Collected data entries
###

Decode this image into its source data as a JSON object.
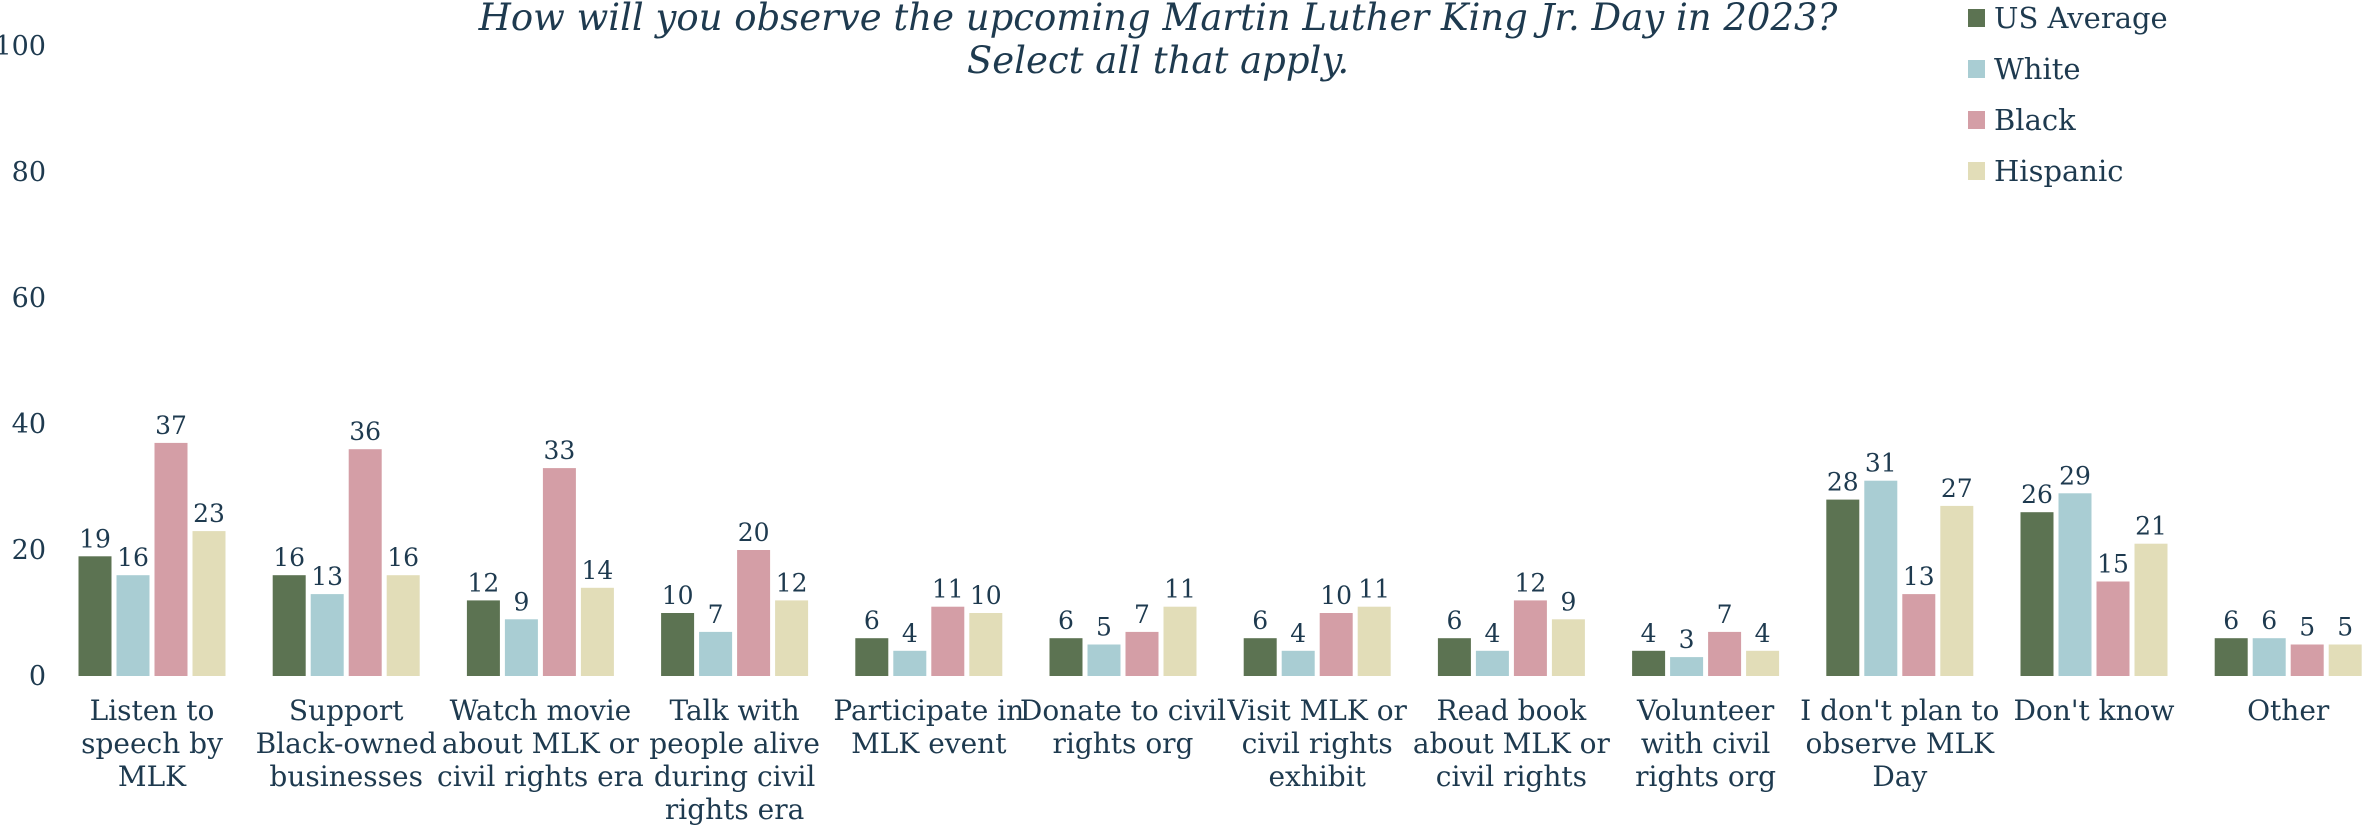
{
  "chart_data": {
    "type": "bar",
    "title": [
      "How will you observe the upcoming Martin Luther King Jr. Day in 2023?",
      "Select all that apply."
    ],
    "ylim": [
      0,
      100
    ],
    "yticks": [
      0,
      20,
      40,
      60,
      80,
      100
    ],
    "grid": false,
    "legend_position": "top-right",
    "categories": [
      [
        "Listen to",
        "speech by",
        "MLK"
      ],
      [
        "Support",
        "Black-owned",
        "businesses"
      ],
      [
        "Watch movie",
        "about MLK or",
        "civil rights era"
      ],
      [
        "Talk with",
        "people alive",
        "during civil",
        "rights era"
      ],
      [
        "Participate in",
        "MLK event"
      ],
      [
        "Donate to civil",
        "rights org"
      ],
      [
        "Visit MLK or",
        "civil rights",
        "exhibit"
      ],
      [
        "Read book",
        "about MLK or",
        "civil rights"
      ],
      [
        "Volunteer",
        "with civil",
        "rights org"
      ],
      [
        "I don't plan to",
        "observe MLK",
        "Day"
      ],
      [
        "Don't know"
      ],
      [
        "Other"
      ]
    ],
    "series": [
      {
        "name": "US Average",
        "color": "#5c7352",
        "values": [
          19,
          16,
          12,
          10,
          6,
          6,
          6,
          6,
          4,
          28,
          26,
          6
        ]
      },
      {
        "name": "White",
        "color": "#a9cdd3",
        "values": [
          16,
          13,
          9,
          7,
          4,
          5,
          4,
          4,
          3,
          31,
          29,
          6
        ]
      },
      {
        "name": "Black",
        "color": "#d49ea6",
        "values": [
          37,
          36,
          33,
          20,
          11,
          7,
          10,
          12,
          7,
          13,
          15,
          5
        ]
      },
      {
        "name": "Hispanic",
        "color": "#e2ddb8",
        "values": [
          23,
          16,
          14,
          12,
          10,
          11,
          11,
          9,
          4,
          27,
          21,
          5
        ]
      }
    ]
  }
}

###

» INSTRUCTIONS TO FOLLOW
Images must not appear in the copy; reproduce everything else in the records verbatim.

» FINISHED EXERCISE
Decode this image into its source data as a JSON object.
{
  "chart_data": {
    "type": "bar",
    "title": [
      "How will you observe the upcoming Martin Luther King Jr. Day in 2023?",
      "Select all that apply."
    ],
    "ylim": [
      0,
      100
    ],
    "yticks": [
      0,
      20,
      40,
      60,
      80,
      100
    ],
    "grid": false,
    "legend_position": "top-right",
    "categories": [
      [
        "Listen to",
        "speech by",
        "MLK"
      ],
      [
        "Support",
        "Black-owned",
        "businesses"
      ],
      [
        "Watch movie",
        "about MLK or",
        "civil rights era"
      ],
      [
        "Talk with",
        "people alive",
        "during civil",
        "rights era"
      ],
      [
        "Participate in",
        "MLK event"
      ],
      [
        "Donate to civil",
        "rights org"
      ],
      [
        "Visit MLK or",
        "civil rights",
        "exhibit"
      ],
      [
        "Read book",
        "about MLK or",
        "civil rights"
      ],
      [
        "Volunteer",
        "with civil",
        "rights org"
      ],
      [
        "I don't plan to",
        "observe MLK",
        "Day"
      ],
      [
        "Don't know"
      ],
      [
        "Other"
      ]
    ],
    "series": [
      {
        "name": "US Average",
        "color": "#5c7352",
        "values": [
          19,
          16,
          12,
          10,
          6,
          6,
          6,
          6,
          4,
          28,
          26,
          6
        ]
      },
      {
        "name": "White",
        "color": "#a9cdd3",
        "values": [
          16,
          13,
          9,
          7,
          4,
          5,
          4,
          4,
          3,
          31,
          29,
          6
        ]
      },
      {
        "name": "Black",
        "color": "#d49ea6",
        "values": [
          37,
          36,
          33,
          20,
          11,
          7,
          10,
          12,
          7,
          13,
          15,
          5
        ]
      },
      {
        "name": "Hispanic",
        "color": "#e2ddb8",
        "values": [
          23,
          16,
          14,
          12,
          10,
          11,
          11,
          9,
          4,
          27,
          21,
          5
        ]
      }
    ]
  }
}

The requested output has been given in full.